All of the lines below are to be printed again exactly; images are excluded from the output.

<<<<

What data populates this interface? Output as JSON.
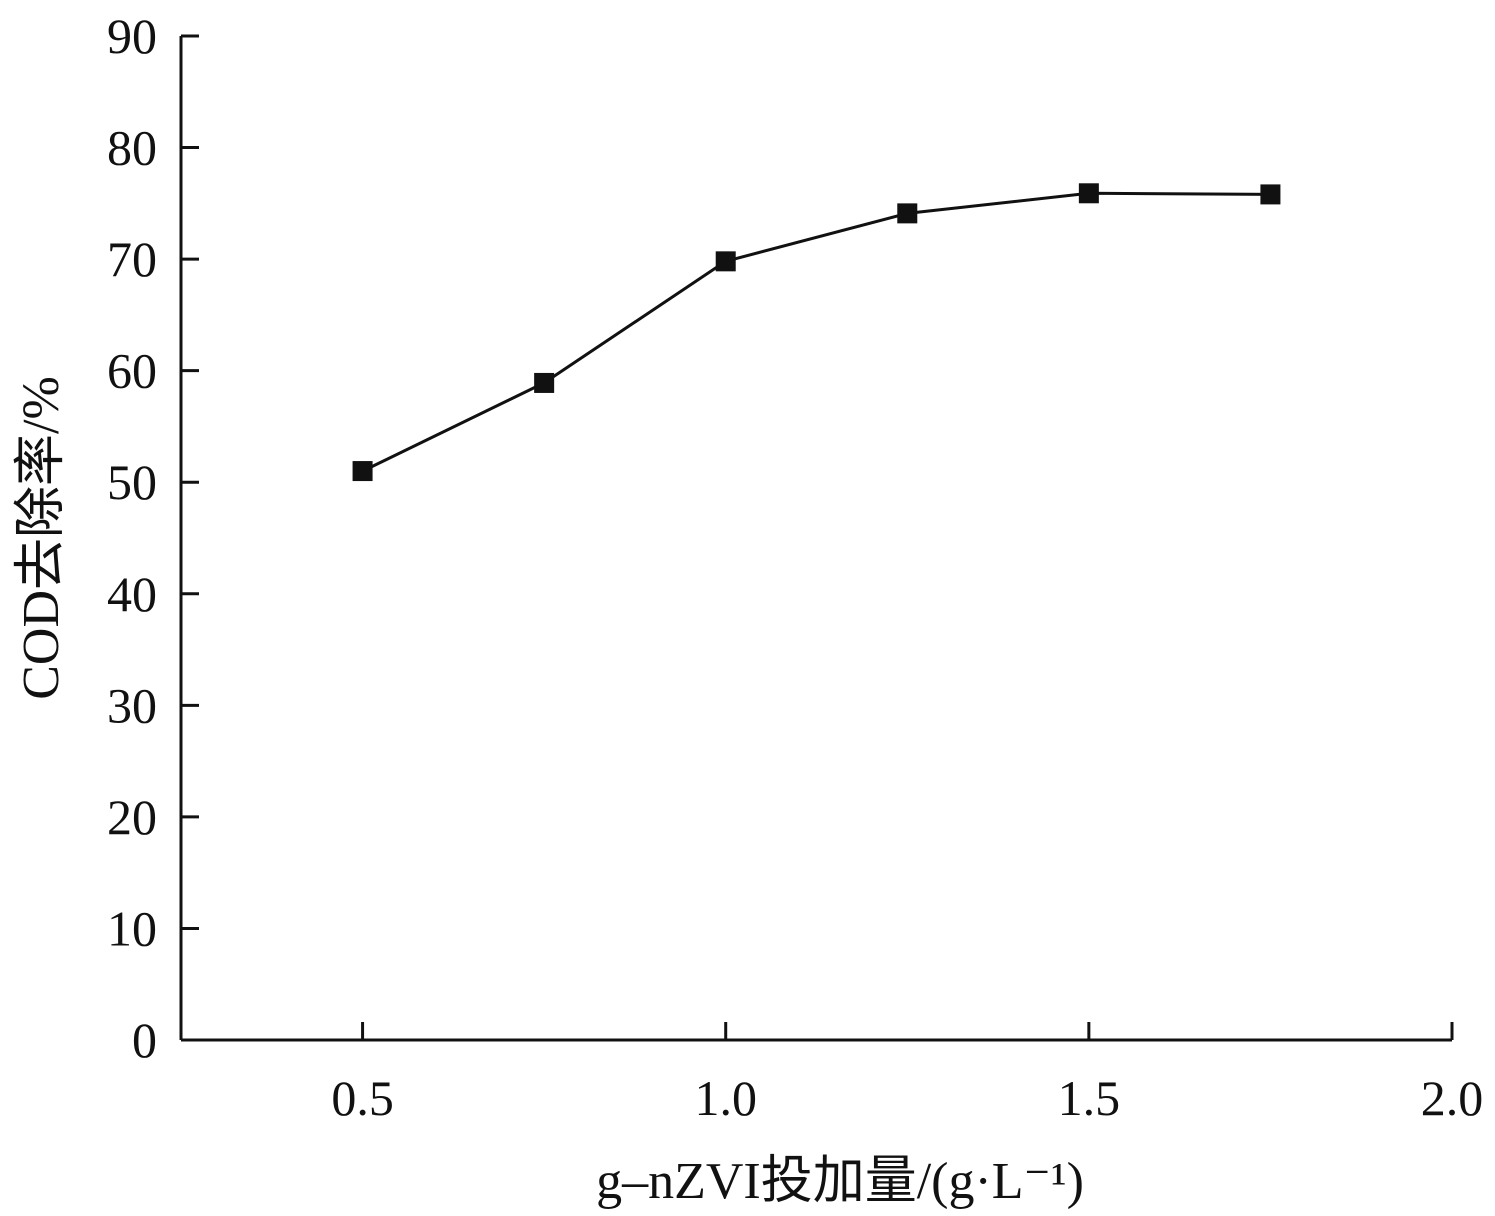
{
  "chart_data": {
    "type": "line",
    "title": "",
    "xlabel": "g–nZVI投加量/(g·L⁻¹)",
    "ylabel": "COD去除率/%",
    "xlim": [
      0.25,
      2.0
    ],
    "ylim": [
      0,
      90
    ],
    "x_ticks": [
      0.5,
      1.0,
      1.5,
      2.0
    ],
    "x_tick_labels": [
      "0.5",
      "1.0",
      "1.5",
      "2.0"
    ],
    "y_ticks": [
      0,
      10,
      20,
      30,
      40,
      50,
      60,
      70,
      80,
      90
    ],
    "y_tick_labels": [
      "0",
      "10",
      "20",
      "30",
      "40",
      "50",
      "60",
      "70",
      "80",
      "90"
    ],
    "grid": false,
    "legend": "none",
    "marker": "square",
    "colors": {
      "series": "#111111"
    },
    "series": [
      {
        "x": [
          0.5,
          0.75,
          1.0,
          1.25,
          1.5,
          1.75
        ],
        "values": [
          51.0,
          58.9,
          69.8,
          74.1,
          75.9,
          75.8
        ]
      }
    ]
  }
}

>>>>

● The reply
What data populates this interface? Output as JSON.
{
  "chart_data": {
    "type": "line",
    "title": "",
    "xlabel": "g–nZVI投加量/(g·L⁻¹)",
    "ylabel": "COD去除率/%",
    "xlim": [
      0.25,
      2.0
    ],
    "ylim": [
      0,
      90
    ],
    "x_ticks": [
      0.5,
      1.0,
      1.5,
      2.0
    ],
    "x_tick_labels": [
      "0.5",
      "1.0",
      "1.5",
      "2.0"
    ],
    "y_ticks": [
      0,
      10,
      20,
      30,
      40,
      50,
      60,
      70,
      80,
      90
    ],
    "y_tick_labels": [
      "0",
      "10",
      "20",
      "30",
      "40",
      "50",
      "60",
      "70",
      "80",
      "90"
    ],
    "grid": false,
    "legend": "none",
    "marker": "square",
    "colors": {
      "series": "#111111"
    },
    "series": [
      {
        "x": [
          0.5,
          0.75,
          1.0,
          1.25,
          1.5,
          1.75
        ],
        "values": [
          51.0,
          58.9,
          69.8,
          74.1,
          75.9,
          75.8
        ]
      }
    ]
  }
}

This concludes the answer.